**** Records for processing ****

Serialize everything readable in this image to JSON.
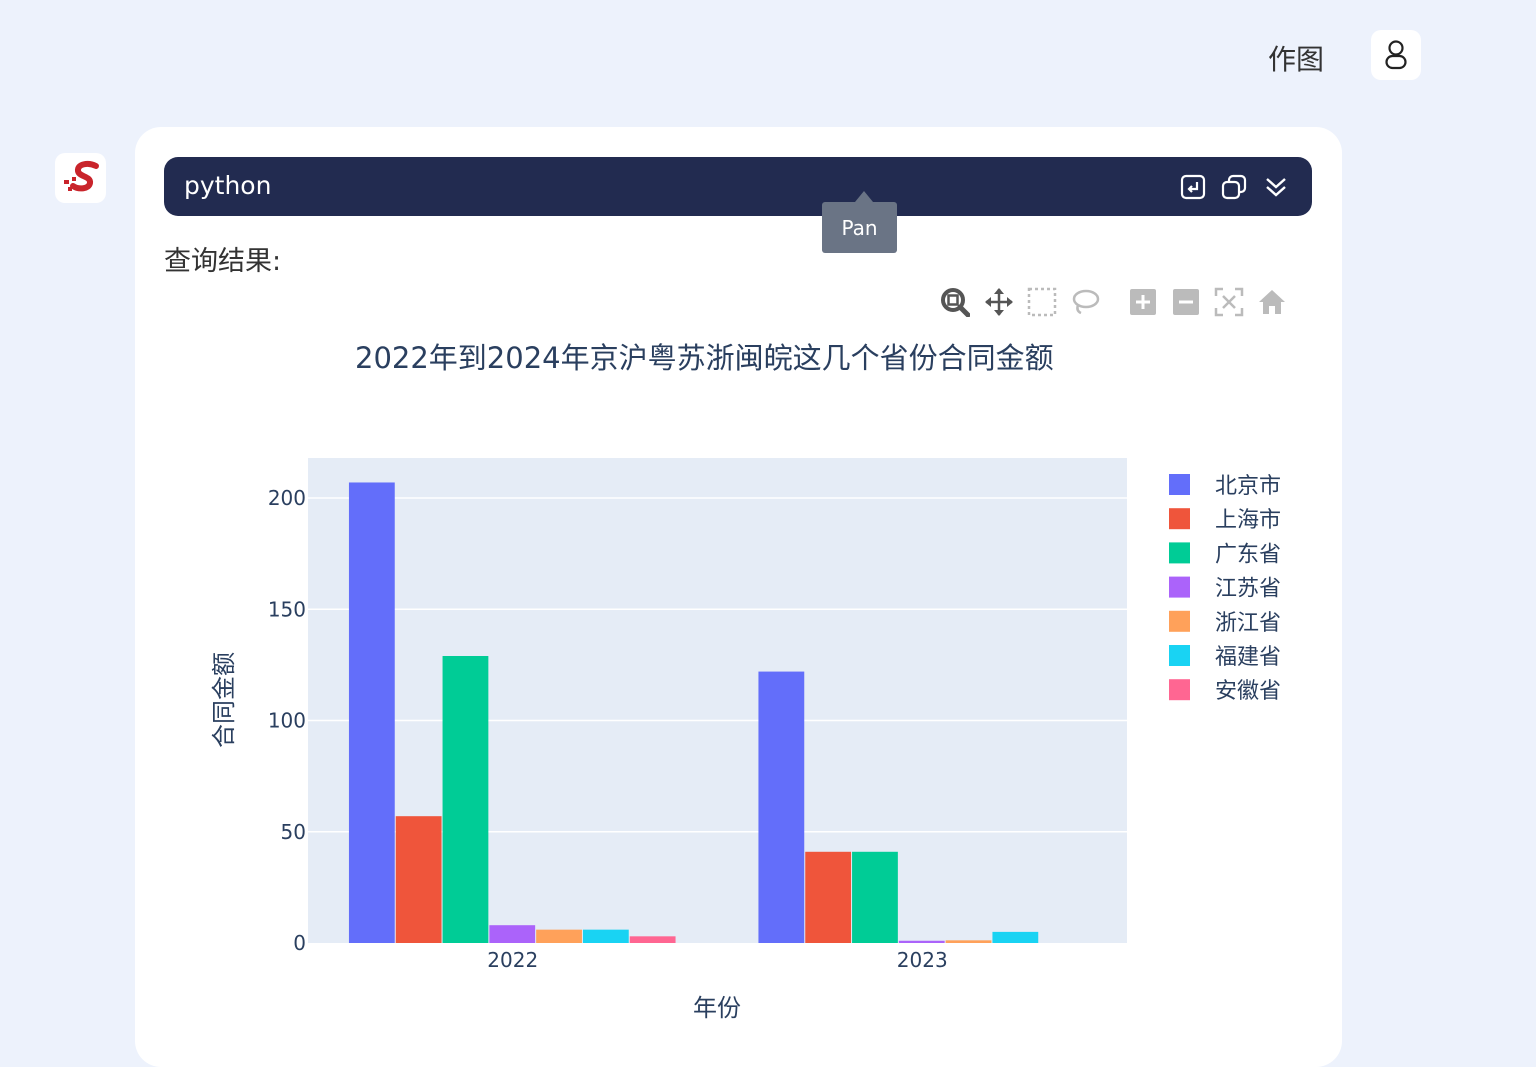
{
  "header": {
    "nav_label": "作图"
  },
  "code_block": {
    "language": "python"
  },
  "result_label": "查询结果:",
  "tooltip": "Pan",
  "colors": {
    "page_bg": "#edf2fc",
    "code_header_bg": "#222b50",
    "plot_bg": "#e5ecf6",
    "logo_red": "#c9242b"
  },
  "modebar": [
    "zoom-icon",
    "pan-icon",
    "box-select-icon",
    "lasso-select-icon",
    "zoom-in-icon",
    "zoom-out-icon",
    "autoscale-icon",
    "reset-axes-icon"
  ],
  "chart_data": {
    "type": "bar",
    "title": "2022年到2024年京沪粤苏浙闽皖这几个省份合同金额",
    "xlabel": "年份",
    "ylabel": "合同金额",
    "categories": [
      "2022",
      "2023"
    ],
    "ylim": [
      0,
      218
    ],
    "yticks": [
      0,
      50,
      100,
      150,
      200
    ],
    "grid": true,
    "legend_position": "right",
    "series": [
      {
        "name": "北京市",
        "color": "#636efa",
        "values": [
          207,
          122
        ]
      },
      {
        "name": "上海市",
        "color": "#ef553b",
        "values": [
          57,
          41
        ]
      },
      {
        "name": "广东省",
        "color": "#00cc96",
        "values": [
          129,
          41
        ]
      },
      {
        "name": "江苏省",
        "color": "#ab63fa",
        "values": [
          8,
          1
        ]
      },
      {
        "name": "浙江省",
        "color": "#ffa15a",
        "values": [
          6,
          1.2
        ]
      },
      {
        "name": "福建省",
        "color": "#19d3f3",
        "values": [
          6,
          5
        ]
      },
      {
        "name": "安徽省",
        "color": "#ff6692",
        "values": [
          3,
          0
        ]
      }
    ]
  }
}
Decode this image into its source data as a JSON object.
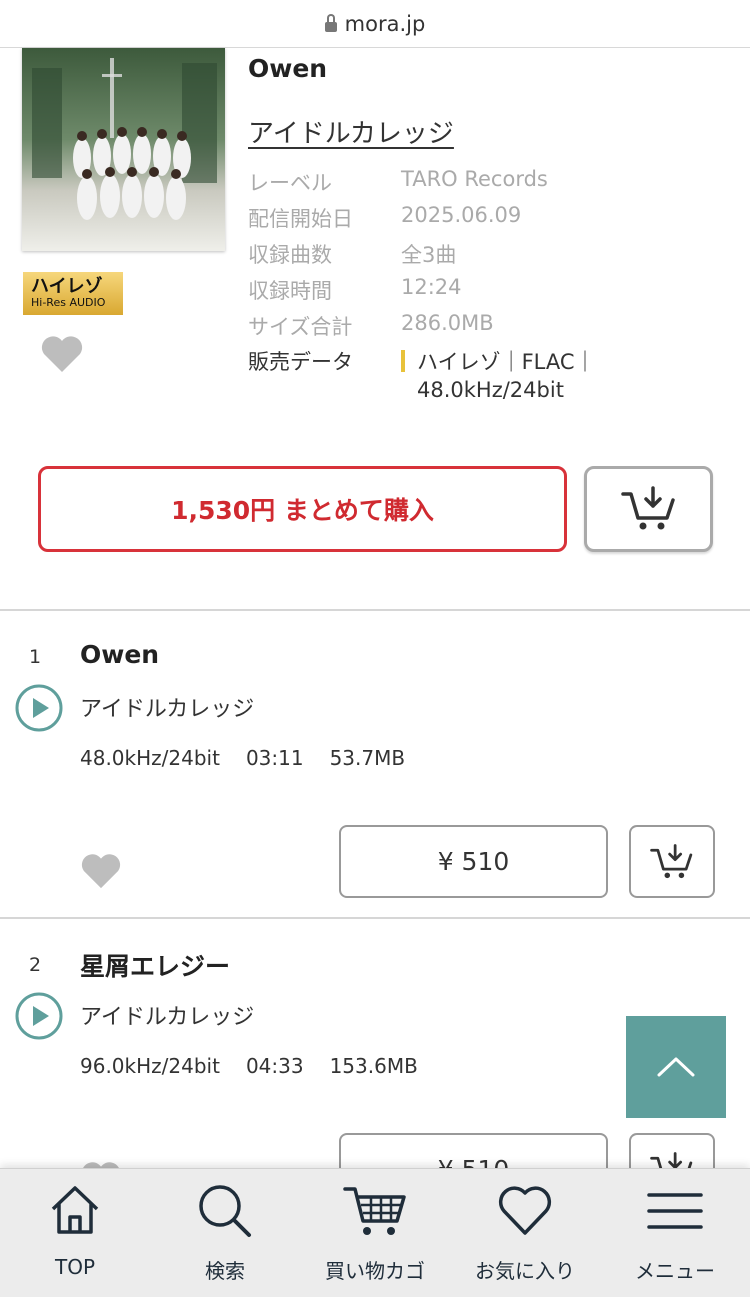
{
  "browser": {
    "url": "mora.jp"
  },
  "album": {
    "title": "Owen",
    "artist": "アイドルカレッジ",
    "badge": {
      "jp": "ハイレゾ",
      "en": "Hi-Res AUDIO"
    },
    "meta": [
      {
        "key": "レーベル",
        "value": "TARO Records"
      },
      {
        "key": "配信開始日",
        "value": "2025.06.09"
      },
      {
        "key": "収録曲数",
        "value": "全3曲"
      },
      {
        "key": "収録時間",
        "value": "12:24"
      },
      {
        "key": "サイズ合計",
        "value": "286.0MB"
      }
    ],
    "sales": {
      "key": "販売データ",
      "line1": "ハイレゾ｜FLAC｜",
      "line2": "48.0kHz/24bit"
    },
    "buy_all_label": "1,530円 まとめて購入"
  },
  "tracks": [
    {
      "num": "1",
      "title": "Owen",
      "artist": "アイドルカレッジ",
      "format": "48.0kHz/24bit",
      "duration": "03:11",
      "size": "53.7MB",
      "price": "¥ 510"
    },
    {
      "num": "2",
      "title": "星屑エレジー",
      "artist": "アイドルカレッジ",
      "format": "96.0kHz/24bit",
      "duration": "04:33",
      "size": "153.6MB",
      "price": "¥ 510"
    }
  ],
  "nav": [
    {
      "label": "TOP",
      "icon": "home-icon"
    },
    {
      "label": "検索",
      "icon": "search-icon"
    },
    {
      "label": "買い物カゴ",
      "icon": "cart-icon"
    },
    {
      "label": "お気に入り",
      "icon": "heart-outline-icon"
    },
    {
      "label": "メニュー",
      "icon": "hamburger-icon"
    }
  ],
  "colors": {
    "accent_red": "#d8323a",
    "teal": "#5f9f9c",
    "hires_gold": "#e8c23a"
  }
}
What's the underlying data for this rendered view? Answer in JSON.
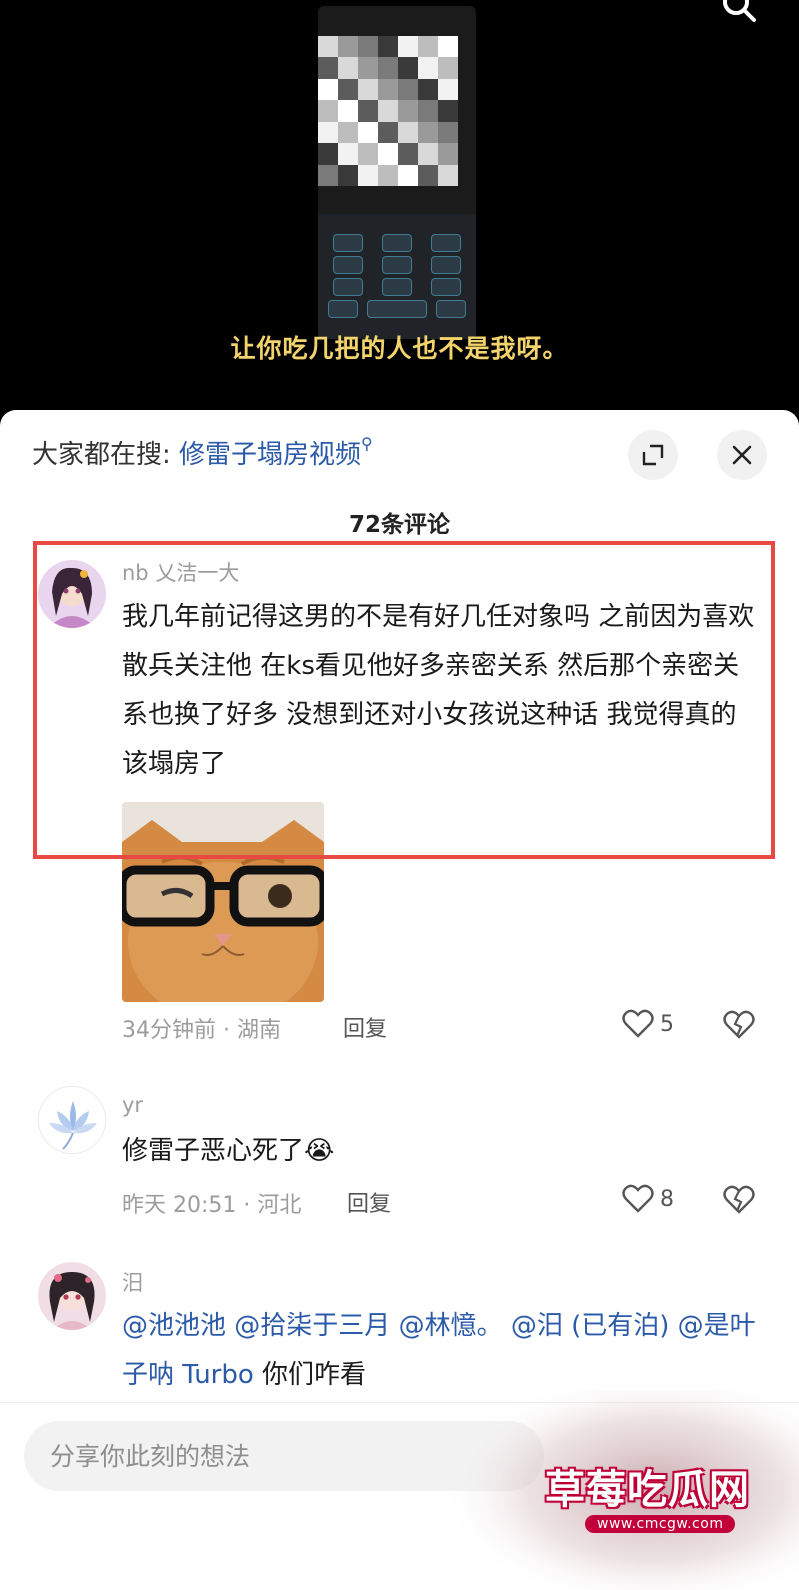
{
  "video": {
    "subtitle": "让你吃几把的人也不是我呀。",
    "icons": {
      "top_right": "search-icon"
    }
  },
  "sheet": {
    "suggest_prefix": "大家都在搜:",
    "suggest_query": "修雷子塌房视频",
    "comment_count": "72条评论",
    "icons": {
      "expand": "expand-icon",
      "close": "close-icon"
    }
  },
  "comments": [
    {
      "user": "nb 乂洁一大",
      "text": "我几年前记得这男的不是有好几任对象吗 之前因为喜欢散兵关注他 在ks看见他好多亲密关系 然后那个亲密关系也换了好多 没想到还对小女孩说这种话 我觉得真的该塌房了",
      "meta": "34分钟前 · 湖南",
      "reply": "回复",
      "likes": "5"
    },
    {
      "user": "yr",
      "text": "修雷子恶心死了",
      "emoji": "😭",
      "meta": "昨天 20:51 · 河北",
      "reply": "回复",
      "likes": "8"
    },
    {
      "user": "汨",
      "mentions": [
        "@池池池",
        "@拾柒于三月",
        "@林憶。",
        "@汨 (已有泊)",
        "@是叶子呐 Turbo"
      ],
      "tail": "你们咋看"
    }
  ],
  "input": {
    "placeholder": "分享你此刻的想法"
  },
  "watermark": {
    "title": "草莓吃瓜网",
    "url": "www.cmcgw.com"
  },
  "colors": {
    "accent_blue": "#2b5aa8",
    "highlight_red": "#e84a43",
    "subtitle_yellow": "#f3d36b"
  }
}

****

→ **What to produce**: Do not include the images; transcribe the rest of the listing exactly.

→ **Reply to the exercise**:
Serialize everything readable in this image to JSON.
{
  "header": {
    "nav_label": "作图"
  },
  "code_block": {
    "language": "python"
  },
  "result_label": "查询结果:",
  "tooltip": "Pan",
  "colors": {
    "page_bg": "#edf2fc",
    "code_header_bg": "#222b50",
    "plot_bg": "#e5ecf6",
    "logo_red": "#c9242b"
  },
  "modebar": [
    "zoom-icon",
    "pan-icon",
    "box-select-icon",
    "lasso-select-icon",
    "zoom-in-icon",
    "zoom-out-icon",
    "autoscale-icon",
    "reset-axes-icon"
  ],
  "chart_data": {
    "type": "bar",
    "title": "2022年到2024年京沪粤苏浙闽皖这几个省份合同金额",
    "xlabel": "年份",
    "ylabel": "合同金额",
    "categories": [
      "2022",
      "2023"
    ],
    "ylim": [
      0,
      218
    ],
    "yticks": [
      0,
      50,
      100,
      150,
      200
    ],
    "grid": true,
    "legend_position": "right",
    "series": [
      {
        "name": "北京市",
        "color": "#636efa",
        "values": [
          207,
          122
        ]
      },
      {
        "name": "上海市",
        "color": "#ef553b",
        "values": [
          57,
          41
        ]
      },
      {
        "name": "广东省",
        "color": "#00cc96",
        "values": [
          129,
          41
        ]
      },
      {
        "name": "江苏省",
        "color": "#ab63fa",
        "values": [
          8,
          1
        ]
      },
      {
        "name": "浙江省",
        "color": "#ffa15a",
        "values": [
          6,
          1.2
        ]
      },
      {
        "name": "福建省",
        "color": "#19d3f3",
        "values": [
          6,
          5
        ]
      },
      {
        "name": "安徽省",
        "color": "#ff6692",
        "values": [
          3,
          0
        ]
      }
    ]
  }
}
Decode this image into its source data as a JSON object.
{
  "browser": {
    "url": "mora.jp"
  },
  "album": {
    "title": "Owen",
    "artist": "アイドルカレッジ",
    "badge": {
      "jp": "ハイレゾ",
      "en": "Hi-Res AUDIO"
    },
    "meta": [
      {
        "key": "レーベル",
        "value": "TARO Records"
      },
      {
        "key": "配信開始日",
        "value": "2025.06.09"
      },
      {
        "key": "収録曲数",
        "value": "全3曲"
      },
      {
        "key": "収録時間",
        "value": "12:24"
      },
      {
        "key": "サイズ合計",
        "value": "286.0MB"
      }
    ],
    "sales": {
      "key": "販売データ",
      "line1": "ハイレゾ｜FLAC｜",
      "line2": "48.0kHz/24bit"
    },
    "buy_all_label": "1,530円 まとめて購入"
  },
  "tracks": [
    {
      "num": "1",
      "title": "Owen",
      "artist": "アイドルカレッジ",
      "format": "48.0kHz/24bit",
      "duration": "03:11",
      "size": "53.7MB",
      "price": "¥ 510"
    },
    {
      "num": "2",
      "title": "星屑エレジー",
      "artist": "アイドルカレッジ",
      "format": "96.0kHz/24bit",
      "duration": "04:33",
      "size": "153.6MB",
      "price": "¥ 510"
    }
  ],
  "nav": [
    {
      "label": "TOP",
      "icon": "home-icon"
    },
    {
      "label": "検索",
      "icon": "search-icon"
    },
    {
      "label": "買い物カゴ",
      "icon": "cart-icon"
    },
    {
      "label": "お気に入り",
      "icon": "heart-outline-icon"
    },
    {
      "label": "メニュー",
      "icon": "hamburger-icon"
    }
  ],
  "colors": {
    "accent_red": "#d8323a",
    "teal": "#5f9f9c",
    "hires_gold": "#e8c23a"
  }
}
What's the underlying data for this rendered view? Answer in JSON.
{
  "video": {
    "subtitle": "让你吃几把的人也不是我呀。",
    "icons": {
      "top_right": "search-icon"
    }
  },
  "sheet": {
    "suggest_prefix": "大家都在搜:",
    "suggest_query": "修雷子塌房视频",
    "comment_count": "72条评论",
    "icons": {
      "expand": "expand-icon",
      "close": "close-icon"
    }
  },
  "comments": [
    {
      "user": "nb 乂洁一大",
      "text": "我几年前记得这男的不是有好几任对象吗 之前因为喜欢散兵关注他 在ks看见他好多亲密关系 然后那个亲密关系也换了好多 没想到还对小女孩说这种话 我觉得真的该塌房了",
      "meta": "34分钟前 · 湖南",
      "reply": "回复",
      "likes": "5"
    },
    {
      "user": "yr",
      "text": "修雷子恶心死了",
      "emoji": "😭",
      "meta": "昨天 20:51 · 河北",
      "reply": "回复",
      "likes": "8"
    },
    {
      "user": "汨",
      "mentions": [
        "@池池池",
        "@拾柒于三月",
        "@林憶。",
        "@汨 (已有泊)",
        "@是叶子呐 Turbo"
      ],
      "tail": "你们咋看"
    }
  ],
  "input": {
    "placeholder": "分享你此刻的想法"
  },
  "watermark": {
    "title": "草莓吃瓜网",
    "url": "www.cmcgw.com"
  },
  "colors": {
    "accent_blue": "#2b5aa8",
    "highlight_red": "#e84a43",
    "subtitle_yellow": "#f3d36b"
  }
}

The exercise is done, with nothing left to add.